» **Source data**
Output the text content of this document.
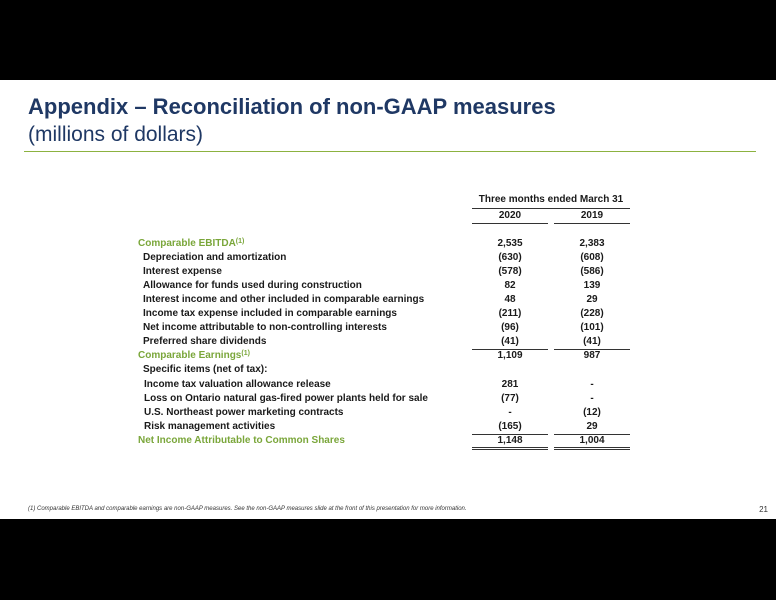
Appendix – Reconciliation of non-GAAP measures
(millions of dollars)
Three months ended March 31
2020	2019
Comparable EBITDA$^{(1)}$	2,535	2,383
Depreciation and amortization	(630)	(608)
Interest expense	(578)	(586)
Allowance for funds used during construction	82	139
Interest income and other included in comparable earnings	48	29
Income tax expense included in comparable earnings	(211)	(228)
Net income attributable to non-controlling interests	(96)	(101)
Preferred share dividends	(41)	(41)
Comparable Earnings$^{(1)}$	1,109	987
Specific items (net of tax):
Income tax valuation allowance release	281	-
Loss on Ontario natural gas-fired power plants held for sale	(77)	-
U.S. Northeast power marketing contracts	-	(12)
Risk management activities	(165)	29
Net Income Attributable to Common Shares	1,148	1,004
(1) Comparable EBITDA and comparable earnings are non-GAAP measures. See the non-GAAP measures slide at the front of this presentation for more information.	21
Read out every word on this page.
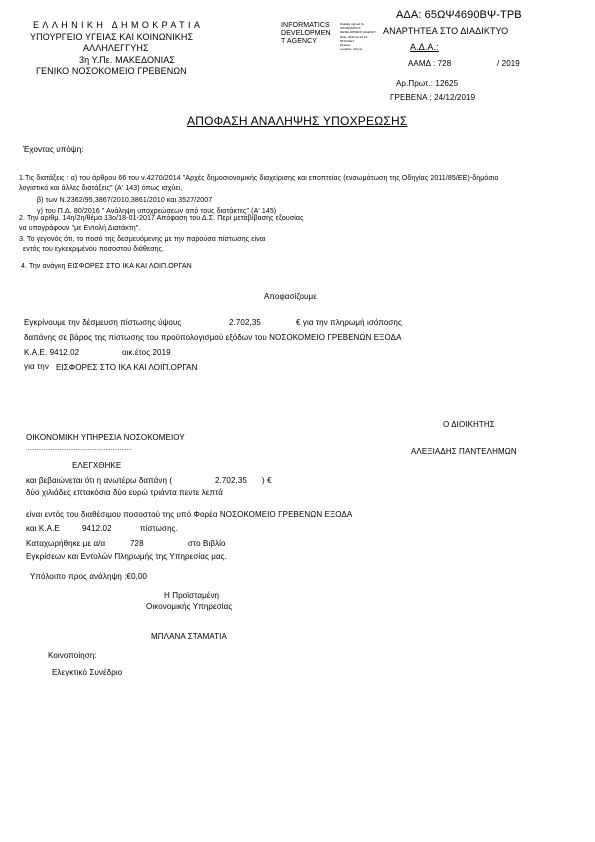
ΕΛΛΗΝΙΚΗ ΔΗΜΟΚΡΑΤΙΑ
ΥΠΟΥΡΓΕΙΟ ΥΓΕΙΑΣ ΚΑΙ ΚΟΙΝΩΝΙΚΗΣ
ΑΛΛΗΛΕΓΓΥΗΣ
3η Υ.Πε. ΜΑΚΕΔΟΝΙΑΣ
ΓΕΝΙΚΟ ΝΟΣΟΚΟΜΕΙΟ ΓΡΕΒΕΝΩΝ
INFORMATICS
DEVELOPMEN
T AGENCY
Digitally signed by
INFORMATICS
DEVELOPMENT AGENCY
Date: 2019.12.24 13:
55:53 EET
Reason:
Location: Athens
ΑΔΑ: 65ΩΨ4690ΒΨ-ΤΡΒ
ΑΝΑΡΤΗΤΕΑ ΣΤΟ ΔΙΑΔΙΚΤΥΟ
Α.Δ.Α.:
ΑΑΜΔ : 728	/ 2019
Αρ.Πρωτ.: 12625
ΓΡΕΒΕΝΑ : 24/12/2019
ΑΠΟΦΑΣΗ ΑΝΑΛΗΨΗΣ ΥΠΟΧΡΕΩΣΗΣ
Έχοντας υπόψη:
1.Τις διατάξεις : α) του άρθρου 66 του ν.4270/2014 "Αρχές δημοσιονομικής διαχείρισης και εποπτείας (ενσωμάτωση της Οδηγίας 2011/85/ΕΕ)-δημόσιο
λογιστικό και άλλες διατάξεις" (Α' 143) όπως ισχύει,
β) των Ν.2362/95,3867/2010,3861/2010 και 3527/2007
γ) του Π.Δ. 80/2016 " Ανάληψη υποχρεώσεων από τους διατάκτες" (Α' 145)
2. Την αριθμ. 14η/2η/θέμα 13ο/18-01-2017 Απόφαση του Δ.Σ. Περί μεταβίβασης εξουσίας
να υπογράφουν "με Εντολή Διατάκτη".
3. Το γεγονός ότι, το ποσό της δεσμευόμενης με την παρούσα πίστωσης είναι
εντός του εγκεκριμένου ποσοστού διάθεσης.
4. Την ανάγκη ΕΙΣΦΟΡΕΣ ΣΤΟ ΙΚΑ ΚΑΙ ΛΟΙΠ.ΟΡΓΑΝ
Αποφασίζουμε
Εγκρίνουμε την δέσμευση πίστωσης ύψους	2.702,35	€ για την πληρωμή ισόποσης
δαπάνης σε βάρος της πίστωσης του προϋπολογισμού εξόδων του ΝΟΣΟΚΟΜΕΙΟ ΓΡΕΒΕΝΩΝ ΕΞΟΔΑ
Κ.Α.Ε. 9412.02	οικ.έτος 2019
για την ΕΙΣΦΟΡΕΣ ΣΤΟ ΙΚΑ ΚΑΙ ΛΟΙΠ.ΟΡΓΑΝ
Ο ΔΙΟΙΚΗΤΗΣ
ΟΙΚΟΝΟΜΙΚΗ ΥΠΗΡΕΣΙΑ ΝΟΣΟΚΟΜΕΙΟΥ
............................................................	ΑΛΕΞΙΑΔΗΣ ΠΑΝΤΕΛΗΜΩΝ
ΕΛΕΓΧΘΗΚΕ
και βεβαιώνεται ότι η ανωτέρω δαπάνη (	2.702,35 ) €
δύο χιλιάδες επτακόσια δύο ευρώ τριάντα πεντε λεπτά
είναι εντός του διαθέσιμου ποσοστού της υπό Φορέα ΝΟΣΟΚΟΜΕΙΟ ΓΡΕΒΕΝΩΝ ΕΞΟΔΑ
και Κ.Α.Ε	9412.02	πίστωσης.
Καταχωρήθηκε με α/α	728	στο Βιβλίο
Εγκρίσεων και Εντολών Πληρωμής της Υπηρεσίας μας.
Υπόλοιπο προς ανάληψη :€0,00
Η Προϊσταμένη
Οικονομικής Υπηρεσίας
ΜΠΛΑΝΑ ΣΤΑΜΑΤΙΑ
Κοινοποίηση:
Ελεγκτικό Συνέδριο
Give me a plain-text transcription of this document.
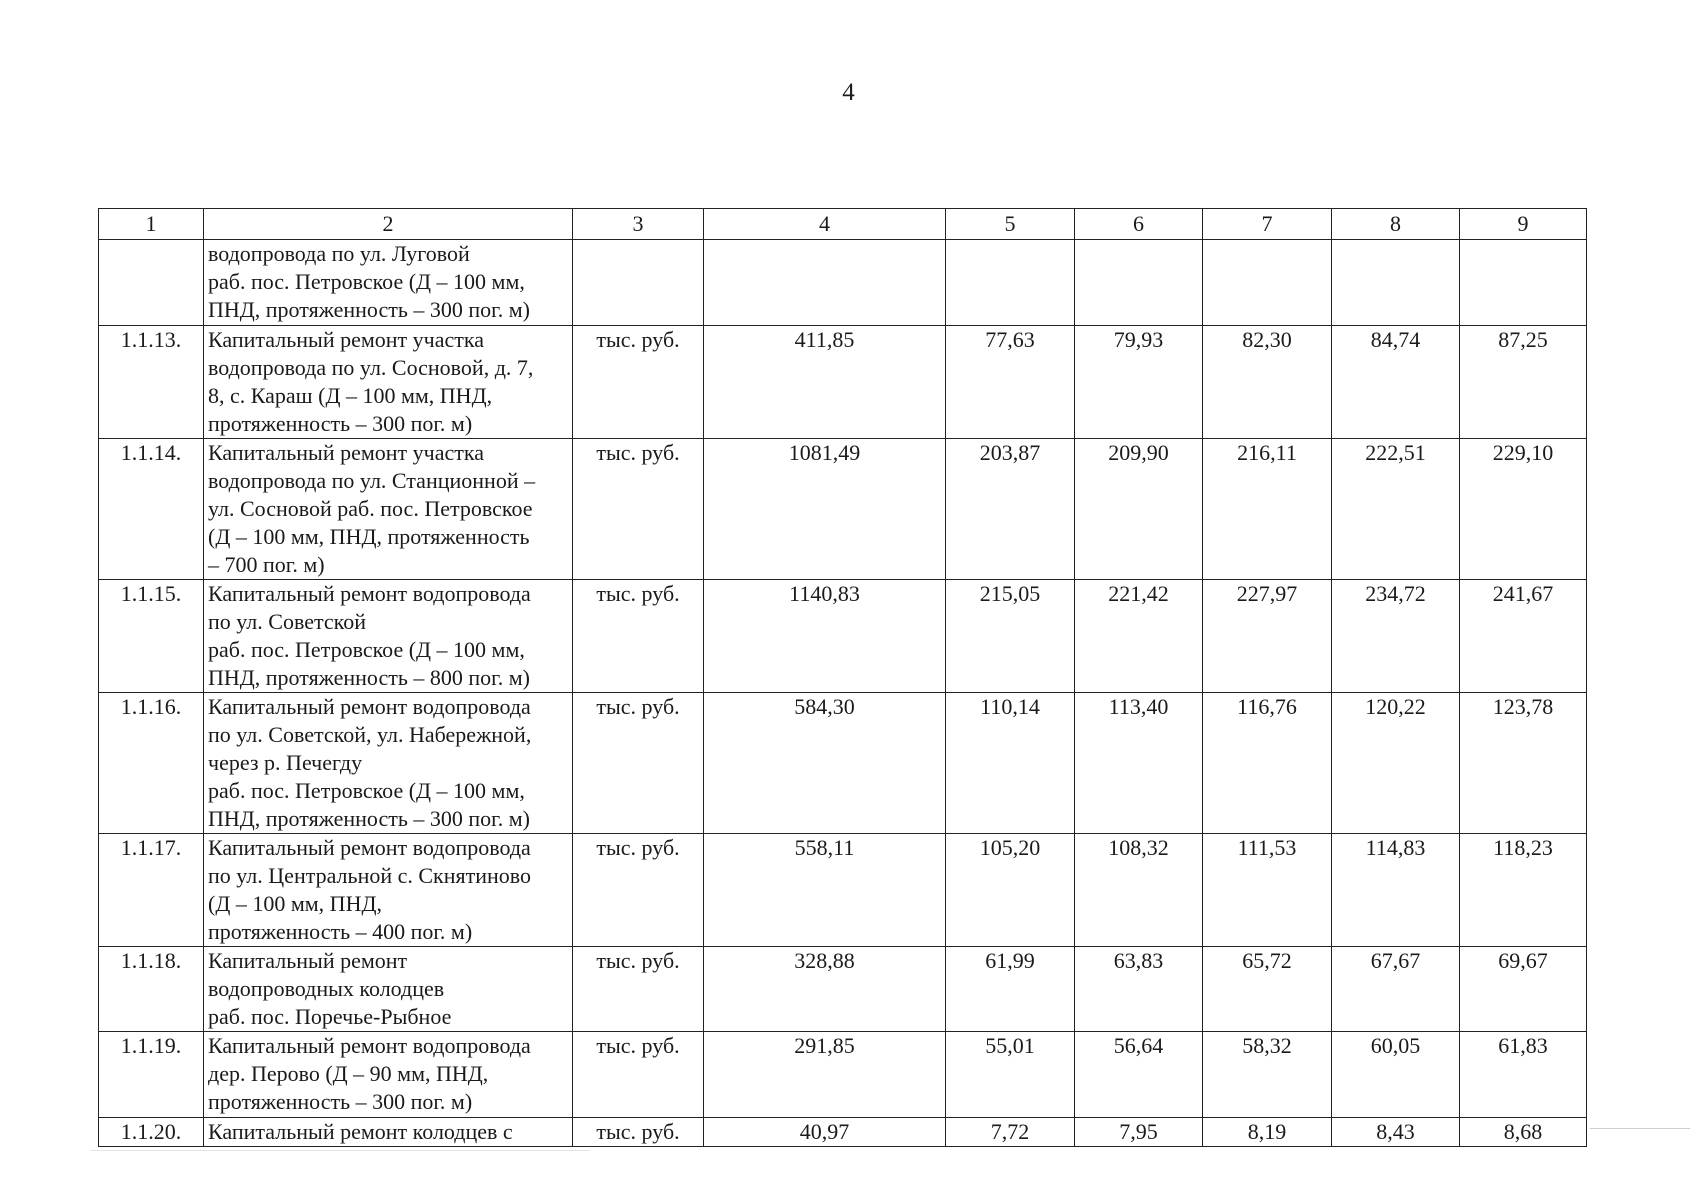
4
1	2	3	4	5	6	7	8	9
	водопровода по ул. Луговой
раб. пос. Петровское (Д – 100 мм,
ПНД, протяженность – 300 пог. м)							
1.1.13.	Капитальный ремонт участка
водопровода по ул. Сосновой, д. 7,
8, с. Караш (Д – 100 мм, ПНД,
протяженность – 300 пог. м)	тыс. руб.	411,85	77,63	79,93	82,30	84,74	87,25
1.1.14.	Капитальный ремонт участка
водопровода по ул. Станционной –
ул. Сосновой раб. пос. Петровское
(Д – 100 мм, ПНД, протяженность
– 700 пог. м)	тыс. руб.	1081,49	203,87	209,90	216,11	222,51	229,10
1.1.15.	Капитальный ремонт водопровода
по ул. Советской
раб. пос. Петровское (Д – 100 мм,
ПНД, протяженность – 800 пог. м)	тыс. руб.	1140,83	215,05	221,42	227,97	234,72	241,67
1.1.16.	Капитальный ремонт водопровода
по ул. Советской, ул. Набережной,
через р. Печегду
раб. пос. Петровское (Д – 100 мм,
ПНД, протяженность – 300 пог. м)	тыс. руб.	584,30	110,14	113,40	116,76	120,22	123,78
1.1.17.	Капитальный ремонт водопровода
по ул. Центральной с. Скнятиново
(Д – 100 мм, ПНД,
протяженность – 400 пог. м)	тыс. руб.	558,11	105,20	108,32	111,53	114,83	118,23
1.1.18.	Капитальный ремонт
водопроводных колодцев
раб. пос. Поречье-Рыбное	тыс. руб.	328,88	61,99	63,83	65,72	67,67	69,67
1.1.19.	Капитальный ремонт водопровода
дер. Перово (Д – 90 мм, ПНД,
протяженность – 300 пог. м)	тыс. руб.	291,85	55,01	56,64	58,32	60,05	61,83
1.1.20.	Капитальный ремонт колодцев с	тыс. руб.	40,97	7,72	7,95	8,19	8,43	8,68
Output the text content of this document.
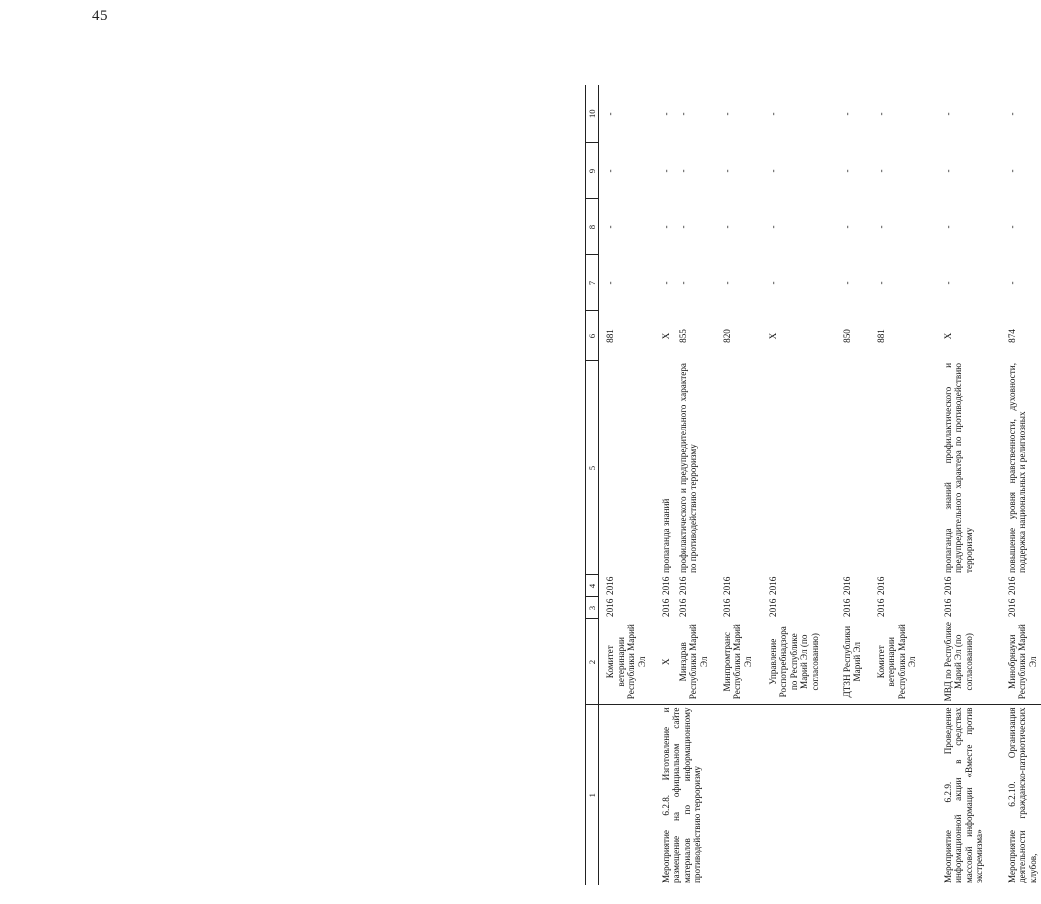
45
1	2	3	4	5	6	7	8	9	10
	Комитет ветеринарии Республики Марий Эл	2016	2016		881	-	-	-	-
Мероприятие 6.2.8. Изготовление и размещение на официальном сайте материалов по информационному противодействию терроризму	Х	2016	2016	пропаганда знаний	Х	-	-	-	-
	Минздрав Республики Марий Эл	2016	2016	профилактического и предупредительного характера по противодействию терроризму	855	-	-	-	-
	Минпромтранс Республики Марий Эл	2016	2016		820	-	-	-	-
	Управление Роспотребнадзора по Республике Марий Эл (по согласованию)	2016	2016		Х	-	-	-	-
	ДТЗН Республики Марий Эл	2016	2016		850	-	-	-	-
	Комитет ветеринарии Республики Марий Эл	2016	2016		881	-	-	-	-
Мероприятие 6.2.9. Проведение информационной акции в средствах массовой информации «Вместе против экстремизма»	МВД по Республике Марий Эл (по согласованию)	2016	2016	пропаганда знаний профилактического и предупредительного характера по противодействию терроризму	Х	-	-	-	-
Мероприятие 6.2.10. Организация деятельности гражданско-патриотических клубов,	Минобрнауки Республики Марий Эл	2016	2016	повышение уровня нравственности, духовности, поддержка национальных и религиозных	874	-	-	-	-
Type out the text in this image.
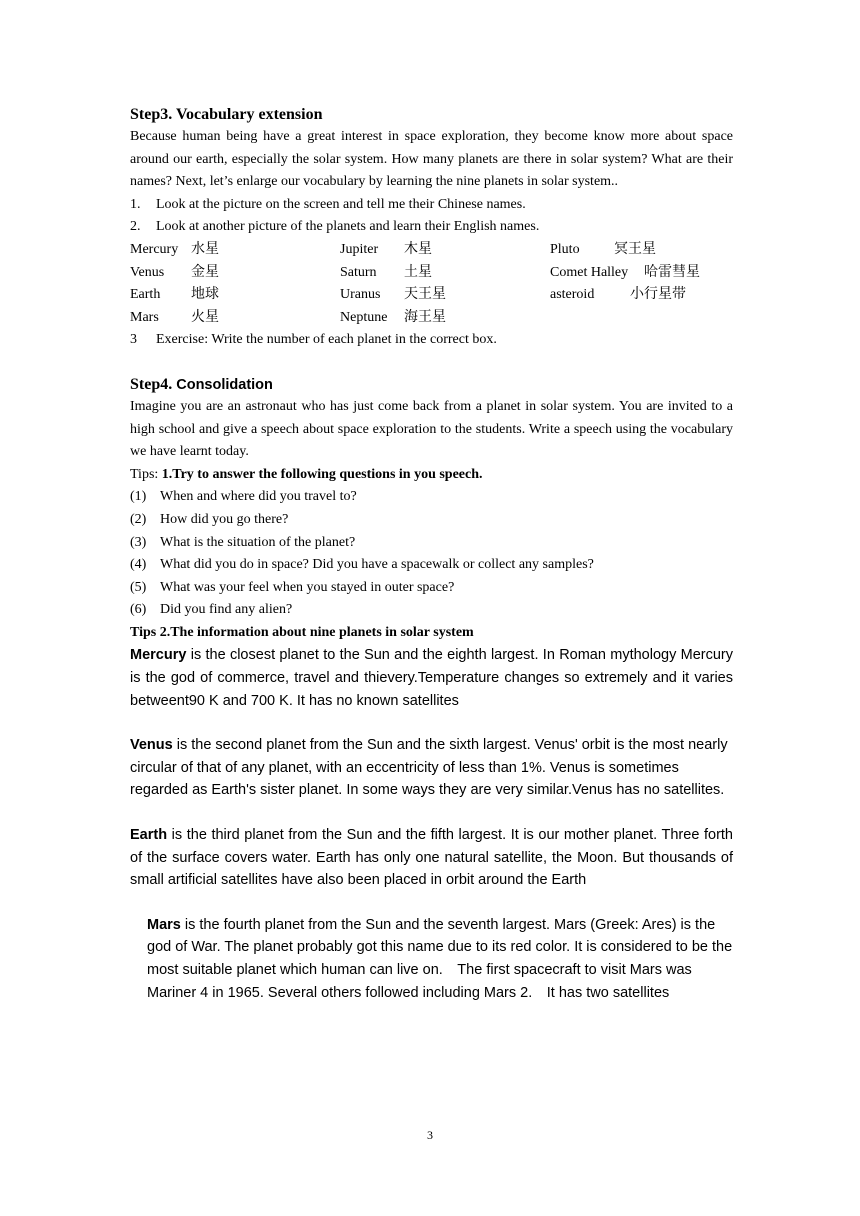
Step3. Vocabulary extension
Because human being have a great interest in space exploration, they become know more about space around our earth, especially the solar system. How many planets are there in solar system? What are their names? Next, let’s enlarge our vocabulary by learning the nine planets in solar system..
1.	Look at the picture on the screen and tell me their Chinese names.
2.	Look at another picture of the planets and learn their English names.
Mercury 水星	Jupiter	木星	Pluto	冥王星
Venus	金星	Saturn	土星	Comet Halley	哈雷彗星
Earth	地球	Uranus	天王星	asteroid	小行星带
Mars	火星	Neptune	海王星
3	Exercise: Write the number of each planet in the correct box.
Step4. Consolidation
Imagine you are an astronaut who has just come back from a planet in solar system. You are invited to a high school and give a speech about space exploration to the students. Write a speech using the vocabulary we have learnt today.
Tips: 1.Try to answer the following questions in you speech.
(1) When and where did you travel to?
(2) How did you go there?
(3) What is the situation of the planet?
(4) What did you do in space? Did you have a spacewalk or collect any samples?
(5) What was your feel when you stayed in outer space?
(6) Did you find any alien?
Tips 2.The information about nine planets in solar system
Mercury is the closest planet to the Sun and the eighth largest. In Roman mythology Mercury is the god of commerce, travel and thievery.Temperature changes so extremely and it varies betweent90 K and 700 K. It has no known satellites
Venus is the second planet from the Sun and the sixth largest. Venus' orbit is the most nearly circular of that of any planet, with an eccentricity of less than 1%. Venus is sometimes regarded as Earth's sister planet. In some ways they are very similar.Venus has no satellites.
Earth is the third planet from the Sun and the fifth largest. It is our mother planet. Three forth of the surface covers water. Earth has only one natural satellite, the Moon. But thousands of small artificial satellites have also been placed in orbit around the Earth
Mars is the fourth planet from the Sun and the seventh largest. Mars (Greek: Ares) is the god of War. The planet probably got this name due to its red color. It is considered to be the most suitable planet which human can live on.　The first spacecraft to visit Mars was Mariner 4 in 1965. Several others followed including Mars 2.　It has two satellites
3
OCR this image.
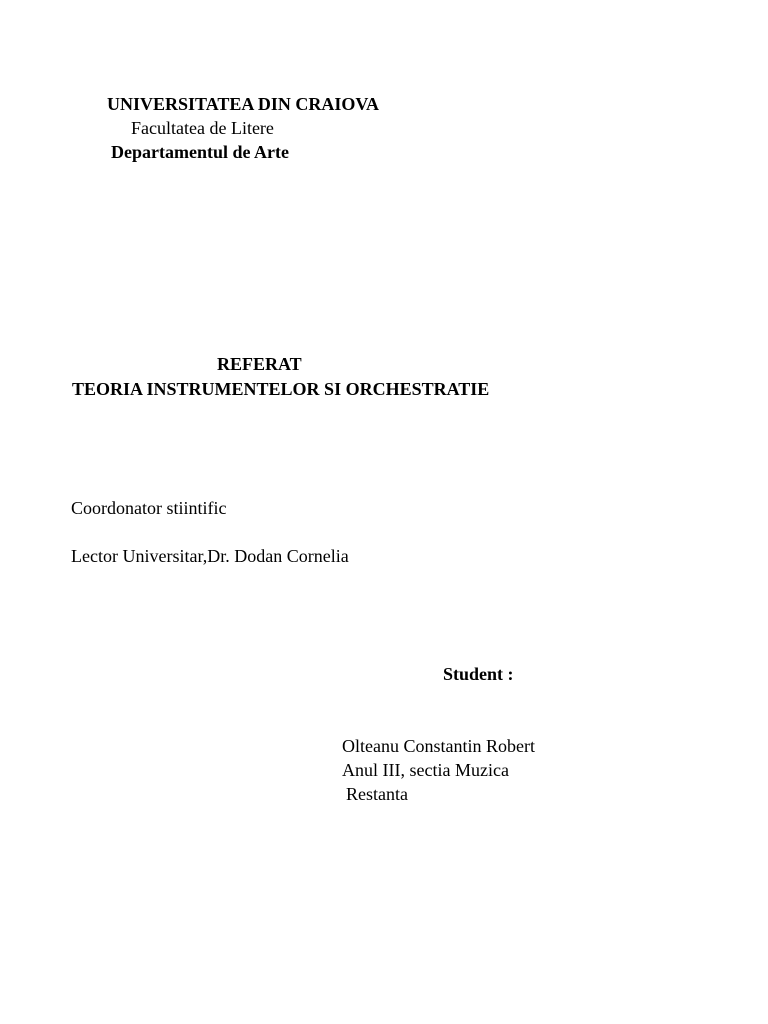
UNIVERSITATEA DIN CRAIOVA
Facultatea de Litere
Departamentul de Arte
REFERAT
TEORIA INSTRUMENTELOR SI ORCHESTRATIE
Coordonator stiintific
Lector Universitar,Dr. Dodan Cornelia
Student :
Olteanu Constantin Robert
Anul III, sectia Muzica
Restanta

» **Task to complete**
Starting with the line that holds "OCR this image.", retype each line through the last one in the listing above, exactly as written. Do not copy any pictures.

» **The response**
OCR this image.
UNIVERSITATEA DIN CRAIOVA
Facultatea de Litere
Departamentul de Arte
REFERAT
TEORIA INSTRUMENTELOR SI ORCHESTRATIE
Coordonator stiintific
Lector Universitar,Dr. Dodan Cornelia
Student :
Olteanu Constantin Robert
Anul III, sectia Muzica
Restanta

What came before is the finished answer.